** begin EXTRACTED DATA **

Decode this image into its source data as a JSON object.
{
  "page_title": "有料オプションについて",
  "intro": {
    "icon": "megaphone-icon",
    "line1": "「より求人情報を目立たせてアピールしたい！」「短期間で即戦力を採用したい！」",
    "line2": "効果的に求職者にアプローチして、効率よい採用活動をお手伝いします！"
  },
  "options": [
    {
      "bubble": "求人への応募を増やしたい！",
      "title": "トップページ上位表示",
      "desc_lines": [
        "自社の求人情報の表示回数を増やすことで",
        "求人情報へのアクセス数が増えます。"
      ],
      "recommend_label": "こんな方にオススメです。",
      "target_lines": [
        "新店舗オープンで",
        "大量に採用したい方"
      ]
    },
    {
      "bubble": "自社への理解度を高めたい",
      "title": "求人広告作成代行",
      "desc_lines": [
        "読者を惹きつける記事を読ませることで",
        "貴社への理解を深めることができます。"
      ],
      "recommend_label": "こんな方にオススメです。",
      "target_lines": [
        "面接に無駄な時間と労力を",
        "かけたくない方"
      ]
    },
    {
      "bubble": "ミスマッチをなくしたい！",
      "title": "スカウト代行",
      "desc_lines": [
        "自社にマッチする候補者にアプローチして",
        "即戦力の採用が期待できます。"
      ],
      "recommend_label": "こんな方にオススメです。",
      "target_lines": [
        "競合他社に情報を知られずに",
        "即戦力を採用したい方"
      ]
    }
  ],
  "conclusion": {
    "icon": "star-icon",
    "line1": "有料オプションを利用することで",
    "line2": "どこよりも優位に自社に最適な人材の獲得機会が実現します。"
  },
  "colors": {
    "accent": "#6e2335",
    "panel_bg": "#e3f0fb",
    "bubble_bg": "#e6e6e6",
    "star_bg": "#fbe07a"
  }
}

** end EXTRACTED DATA **

WHAT TO DO: Write out every line of the material again, exactly as it reads.

WRITTEN RESPONSE:
Decode this image into its source data as a JSON object.
{
  "page_title": "有料オプションについて",
  "intro": {
    "icon": "megaphone-icon",
    "line1": "「より求人情報を目立たせてアピールしたい！」「短期間で即戦力を採用したい！」",
    "line2": "効果的に求職者にアプローチして、効率よい採用活動をお手伝いします！"
  },
  "options": [
    {
      "bubble": "求人への応募を増やしたい！",
      "title": "トップページ上位表示",
      "desc_lines": [
        "自社の求人情報の表示回数を増やすことで",
        "求人情報へのアクセス数が増えます。"
      ],
      "recommend_label": "こんな方にオススメです。",
      "target_lines": [
        "新店舗オープンで",
        "大量に採用したい方"
      ]
    },
    {
      "bubble": "自社への理解度を高めたい",
      "title": "求人広告作成代行",
      "desc_lines": [
        "読者を惹きつける記事を読ませることで",
        "貴社への理解を深めることができます。"
      ],
      "recommend_label": "こんな方にオススメです。",
      "target_lines": [
        "面接に無駄な時間と労力を",
        "かけたくない方"
      ]
    },
    {
      "bubble": "ミスマッチをなくしたい！",
      "title": "スカウト代行",
      "desc_lines": [
        "自社にマッチする候補者にアプローチして",
        "即戦力の採用が期待できます。"
      ],
      "recommend_label": "こんな方にオススメです。",
      "target_lines": [
        "競合他社に情報を知られずに",
        "即戦力を採用したい方"
      ]
    }
  ],
  "conclusion": {
    "icon": "star-icon",
    "line1": "有料オプションを利用することで",
    "line2": "どこよりも優位に自社に最適な人材の獲得機会が実現します。"
  },
  "colors": {
    "accent": "#6e2335",
    "panel_bg": "#e3f0fb",
    "bubble_bg": "#e6e6e6",
    "star_bg": "#fbe07a"
  }
}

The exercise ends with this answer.